En mai, Aïda, le célébrissime opéra de Verdi, sera à l’affiche du Stadsschouwburg d’Anvers. Et ce sous la houlette de Franco Dragone, l’homme des spectacles du Cirque du Soleil. Le Louviérois a choisi de mettre en scène cette superbe histoire d’amour avec sobriété et élégance.

C’est avec Aïda que Franco Dragone s’est initié à l’opéra. Son galop d’essai remonte à quelques années, à la demande de l’opéra napolitain San Carlo.  » Travailler pour le San Carlo était un réel honneur, se souvient Franco Dragone. Ce sont les responsables de l’opéra qui ont choisi Aïda. D’une certaine façon, le fait qu’il s’agisse d’un opéra m’a facilité la tâche. J’étais tenu par le livret, la musique, l’histoire. Je n’ai pas eu à démarrer de zéro, comme c’est le cas pour un spectacle du Cirque du Soleil, par exemple. Mais j’ai pu apporter mes idées. Il va de soi que je n’ai pas touché à la musique. J’ai respecté l’oeuvre de Verdi de la première à la dernière note. Pour le récit, en revanche, c’était moins évident. Je dois avouer que cela ne me parlait pas trop. L’histoire comporte des aspects intéressants, tragiques, mais j’ai dû trouver un autre point de départ. « 

A travers le regard des gens

S’inspirant de l’actualité en général et de la question des réfugiés en particulier, Franco Dragone s’est demandé comment l’histoire était vécue non pas du point de vue des héros mais de celui des simples gens.  » Nous en sommes arrivés à créer des personnages supplémentaires, témoins des événements, avec un regard intéressant puisqu’il vient d’en bas. On se retrouvait ainsi avec deux niveaux de lecture : les héros de la grande histoire qui, outre leur rôle héroïque, vivent aussi une belle idylle, et les gens comme vous et moi qui sont témoins de tout cela, sont constamment présents mais auxquels les héros n’accordent même pas un regard. Ces gens ne font que subir le récit. « 

Une fois cet angle déterminé, plus rien n’a pu arrêter Franco Dragone.  » Cela m’a tout de suite donné l’idée des décors inspirés de l’architecture égyptienne dans une version détaillée et réaliste, ainsi que Verdi lui-même les avait voulus. Nous avons opté pour un décor symbolique, où les temples sont détruits et les façades sens dessus dessous. Tous ces éléments m’ont permis de me situer dans le récit. « 

Le spectaculaire cède la place à l'imaginaire pour que le spectateur puisse se concentrer sur le récit.

┄┄┄┄┄┄┄┄┄┄┄┄┄┄┄┄┄┄┄┄

Objectif 1 –
Pour chacune des affirmations ci-dessous, indiquez par oui ou par non si l’article sur l’Aïda de Franco Dragone la confirme, et citez mot pour mot les termes de l’article qui tranchent. (a) Le choix d’Aïda revient aux responsables du San Carlo. (b) Franco Dragone a modifié certains passages de la musique de Verdi. (c) Le décor retenu montre des temples détruits.
Objectif 2 –
Reproduisez fidèlement le passage de l’article sur l’Aïda de Franco Dragone compris entre « Une fois cet » et « sur le récit. », ces deux bornes incluses.

Données fournies –
┄┄┄┄┄┄┄┄┄┄┄┄┄┄┄┄┄┄┄┄

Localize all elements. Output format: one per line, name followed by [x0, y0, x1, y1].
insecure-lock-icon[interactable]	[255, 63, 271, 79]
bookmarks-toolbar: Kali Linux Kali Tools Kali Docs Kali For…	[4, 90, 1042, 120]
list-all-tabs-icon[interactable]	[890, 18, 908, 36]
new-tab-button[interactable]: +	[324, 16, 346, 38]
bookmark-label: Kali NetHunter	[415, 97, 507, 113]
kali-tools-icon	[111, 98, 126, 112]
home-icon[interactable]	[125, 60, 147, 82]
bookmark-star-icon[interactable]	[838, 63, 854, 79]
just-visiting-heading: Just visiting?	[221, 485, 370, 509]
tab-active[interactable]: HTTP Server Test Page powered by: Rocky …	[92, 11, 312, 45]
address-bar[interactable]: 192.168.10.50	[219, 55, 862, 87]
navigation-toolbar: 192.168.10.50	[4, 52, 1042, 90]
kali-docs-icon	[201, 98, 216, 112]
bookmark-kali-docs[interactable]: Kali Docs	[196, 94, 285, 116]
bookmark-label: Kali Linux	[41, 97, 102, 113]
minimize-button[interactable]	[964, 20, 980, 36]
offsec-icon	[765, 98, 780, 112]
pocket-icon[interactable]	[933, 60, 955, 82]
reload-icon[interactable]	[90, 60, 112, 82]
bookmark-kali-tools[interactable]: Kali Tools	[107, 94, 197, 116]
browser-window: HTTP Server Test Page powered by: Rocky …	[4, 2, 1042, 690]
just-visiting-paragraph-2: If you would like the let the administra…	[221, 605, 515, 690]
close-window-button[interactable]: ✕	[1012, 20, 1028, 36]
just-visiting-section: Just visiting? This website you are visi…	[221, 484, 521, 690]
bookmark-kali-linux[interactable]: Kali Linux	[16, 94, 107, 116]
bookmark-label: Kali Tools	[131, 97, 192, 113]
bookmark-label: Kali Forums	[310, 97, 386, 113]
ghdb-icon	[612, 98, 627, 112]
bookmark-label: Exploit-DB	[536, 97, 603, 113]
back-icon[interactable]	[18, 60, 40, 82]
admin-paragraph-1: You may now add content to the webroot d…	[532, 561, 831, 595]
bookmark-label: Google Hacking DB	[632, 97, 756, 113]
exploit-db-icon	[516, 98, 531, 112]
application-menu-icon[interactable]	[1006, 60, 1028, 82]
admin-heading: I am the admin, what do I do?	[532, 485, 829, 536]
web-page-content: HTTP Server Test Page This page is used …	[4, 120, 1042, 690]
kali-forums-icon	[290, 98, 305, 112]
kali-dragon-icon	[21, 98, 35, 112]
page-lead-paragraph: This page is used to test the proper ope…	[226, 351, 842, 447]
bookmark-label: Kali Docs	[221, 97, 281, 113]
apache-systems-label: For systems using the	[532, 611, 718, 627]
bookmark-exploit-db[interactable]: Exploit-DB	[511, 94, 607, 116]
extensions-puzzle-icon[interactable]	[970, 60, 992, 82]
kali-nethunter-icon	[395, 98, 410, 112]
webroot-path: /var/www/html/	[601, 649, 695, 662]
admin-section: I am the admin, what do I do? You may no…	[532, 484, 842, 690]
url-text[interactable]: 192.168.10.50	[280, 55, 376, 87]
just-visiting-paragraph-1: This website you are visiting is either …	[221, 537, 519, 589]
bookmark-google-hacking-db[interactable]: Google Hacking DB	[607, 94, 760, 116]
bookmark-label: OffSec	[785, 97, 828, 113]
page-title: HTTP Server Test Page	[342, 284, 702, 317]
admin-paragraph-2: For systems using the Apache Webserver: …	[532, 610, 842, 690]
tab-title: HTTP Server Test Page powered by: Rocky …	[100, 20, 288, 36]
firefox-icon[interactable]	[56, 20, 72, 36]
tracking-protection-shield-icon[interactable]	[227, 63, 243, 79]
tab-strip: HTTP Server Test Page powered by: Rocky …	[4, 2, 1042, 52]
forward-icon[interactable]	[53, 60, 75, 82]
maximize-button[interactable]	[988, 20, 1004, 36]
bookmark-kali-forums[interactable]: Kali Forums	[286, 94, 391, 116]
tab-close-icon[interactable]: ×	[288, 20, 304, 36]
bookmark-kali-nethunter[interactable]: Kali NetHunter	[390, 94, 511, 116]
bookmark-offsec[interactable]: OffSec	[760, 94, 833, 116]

┄┄┄┄┄┄┄┄┄┄┄┄┄┄┄┄┄┄┄┄

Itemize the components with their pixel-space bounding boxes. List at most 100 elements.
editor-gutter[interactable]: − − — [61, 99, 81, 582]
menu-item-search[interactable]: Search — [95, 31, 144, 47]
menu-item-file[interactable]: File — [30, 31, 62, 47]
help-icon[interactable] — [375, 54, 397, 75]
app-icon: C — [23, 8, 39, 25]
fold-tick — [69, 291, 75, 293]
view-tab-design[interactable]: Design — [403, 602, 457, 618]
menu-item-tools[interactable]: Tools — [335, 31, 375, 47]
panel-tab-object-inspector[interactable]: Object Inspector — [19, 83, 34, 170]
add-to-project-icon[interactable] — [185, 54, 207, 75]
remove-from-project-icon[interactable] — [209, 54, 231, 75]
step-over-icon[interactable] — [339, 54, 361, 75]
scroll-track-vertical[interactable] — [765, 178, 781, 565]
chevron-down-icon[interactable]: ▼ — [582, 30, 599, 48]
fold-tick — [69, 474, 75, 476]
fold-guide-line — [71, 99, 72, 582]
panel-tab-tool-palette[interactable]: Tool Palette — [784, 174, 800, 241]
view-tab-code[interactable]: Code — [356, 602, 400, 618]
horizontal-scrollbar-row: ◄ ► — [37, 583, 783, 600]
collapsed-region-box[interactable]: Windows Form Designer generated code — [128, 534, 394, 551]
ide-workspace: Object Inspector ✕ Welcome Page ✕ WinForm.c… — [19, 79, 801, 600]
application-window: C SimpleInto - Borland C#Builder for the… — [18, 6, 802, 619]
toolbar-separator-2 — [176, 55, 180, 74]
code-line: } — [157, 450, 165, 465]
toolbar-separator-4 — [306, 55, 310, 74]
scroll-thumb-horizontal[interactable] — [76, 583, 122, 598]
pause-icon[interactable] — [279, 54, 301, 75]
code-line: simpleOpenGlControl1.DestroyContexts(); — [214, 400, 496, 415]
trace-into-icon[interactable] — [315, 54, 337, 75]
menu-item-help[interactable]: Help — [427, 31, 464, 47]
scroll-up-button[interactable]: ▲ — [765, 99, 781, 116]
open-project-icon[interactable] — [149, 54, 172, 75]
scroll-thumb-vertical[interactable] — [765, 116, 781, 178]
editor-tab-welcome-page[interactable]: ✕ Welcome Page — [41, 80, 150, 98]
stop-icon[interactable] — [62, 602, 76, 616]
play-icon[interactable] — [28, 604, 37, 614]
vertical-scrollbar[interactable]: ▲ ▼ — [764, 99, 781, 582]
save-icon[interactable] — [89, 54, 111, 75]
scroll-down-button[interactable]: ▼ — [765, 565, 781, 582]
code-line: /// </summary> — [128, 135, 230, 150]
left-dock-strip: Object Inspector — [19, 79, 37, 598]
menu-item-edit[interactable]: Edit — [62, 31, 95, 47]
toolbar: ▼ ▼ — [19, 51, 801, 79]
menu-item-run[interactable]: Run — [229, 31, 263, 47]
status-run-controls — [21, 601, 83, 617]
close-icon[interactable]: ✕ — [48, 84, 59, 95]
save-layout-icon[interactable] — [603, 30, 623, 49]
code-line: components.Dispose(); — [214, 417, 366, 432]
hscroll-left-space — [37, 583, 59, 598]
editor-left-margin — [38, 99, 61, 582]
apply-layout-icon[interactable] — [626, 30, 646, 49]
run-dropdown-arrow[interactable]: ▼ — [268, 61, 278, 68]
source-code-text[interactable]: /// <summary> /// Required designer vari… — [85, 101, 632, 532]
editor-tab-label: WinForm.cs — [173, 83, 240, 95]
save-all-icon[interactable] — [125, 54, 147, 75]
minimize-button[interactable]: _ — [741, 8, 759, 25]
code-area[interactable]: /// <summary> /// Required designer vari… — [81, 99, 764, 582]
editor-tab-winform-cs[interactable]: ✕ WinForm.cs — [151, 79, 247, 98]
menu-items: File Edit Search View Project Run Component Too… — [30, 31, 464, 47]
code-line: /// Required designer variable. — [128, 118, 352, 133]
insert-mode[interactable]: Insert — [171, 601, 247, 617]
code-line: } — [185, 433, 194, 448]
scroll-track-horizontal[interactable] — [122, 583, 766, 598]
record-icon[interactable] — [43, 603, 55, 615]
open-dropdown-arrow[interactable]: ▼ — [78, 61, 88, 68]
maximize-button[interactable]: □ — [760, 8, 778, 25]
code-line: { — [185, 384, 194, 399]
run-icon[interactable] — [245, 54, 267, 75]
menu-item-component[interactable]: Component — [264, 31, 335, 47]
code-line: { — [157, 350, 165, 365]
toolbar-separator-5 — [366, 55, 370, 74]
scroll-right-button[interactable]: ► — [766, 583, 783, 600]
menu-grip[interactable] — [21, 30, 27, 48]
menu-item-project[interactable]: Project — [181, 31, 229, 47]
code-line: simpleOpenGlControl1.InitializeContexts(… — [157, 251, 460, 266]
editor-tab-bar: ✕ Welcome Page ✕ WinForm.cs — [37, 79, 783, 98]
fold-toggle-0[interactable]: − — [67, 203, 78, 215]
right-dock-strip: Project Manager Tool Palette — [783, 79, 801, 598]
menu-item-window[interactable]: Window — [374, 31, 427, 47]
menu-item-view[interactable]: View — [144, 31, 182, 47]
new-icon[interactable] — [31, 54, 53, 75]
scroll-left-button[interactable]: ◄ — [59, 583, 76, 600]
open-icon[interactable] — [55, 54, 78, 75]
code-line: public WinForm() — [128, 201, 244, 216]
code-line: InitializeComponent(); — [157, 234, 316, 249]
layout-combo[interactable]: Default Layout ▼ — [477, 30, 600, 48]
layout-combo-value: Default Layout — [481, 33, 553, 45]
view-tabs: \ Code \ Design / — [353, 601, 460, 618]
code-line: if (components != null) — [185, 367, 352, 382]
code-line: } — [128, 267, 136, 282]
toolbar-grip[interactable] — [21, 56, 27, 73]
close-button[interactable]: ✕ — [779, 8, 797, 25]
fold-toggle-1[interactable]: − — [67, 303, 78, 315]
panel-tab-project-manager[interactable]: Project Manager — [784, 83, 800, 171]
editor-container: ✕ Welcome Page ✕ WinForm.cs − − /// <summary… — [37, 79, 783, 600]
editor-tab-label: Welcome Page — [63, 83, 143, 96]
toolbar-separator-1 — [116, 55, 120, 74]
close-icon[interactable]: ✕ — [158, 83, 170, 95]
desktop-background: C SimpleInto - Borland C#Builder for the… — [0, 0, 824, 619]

┄┄┄┄┄┄┄┄┄┄┄┄┄┄┄┄┄┄┄┄

Réponse attendue 1 –
(a) Oui : « Ce sont les responsables de l’opéra qui ont choisi Aïda. »
(b) Non : « Il va de soi que je n’ai pas touché à la musique. »
(c) Oui : « Nous avons opté pour un décor symbolique, où les temples sont détruits et les façades sens dessus dessous. »

Réponse attendue 2 –
Une fois cet angle déterminé, plus rien n’a pu arrêter Franco Dragone.  » Cela m’a tout de suite donné l’idée des décors inspirés de l’architecture égyptienne dans une version détaillée et réaliste, ainsi que Verdi lui-même les avait voulus. Nous avons opté pour un décor symbolique, où les temples sont détruits et les façades sens dessus dessous. Tous ces éléments m’ont permis de me situer dans le récit. « 

Le spectaculaire cède la place à l'imaginaire pour que le spectateur puisse se concentrer sur le récit.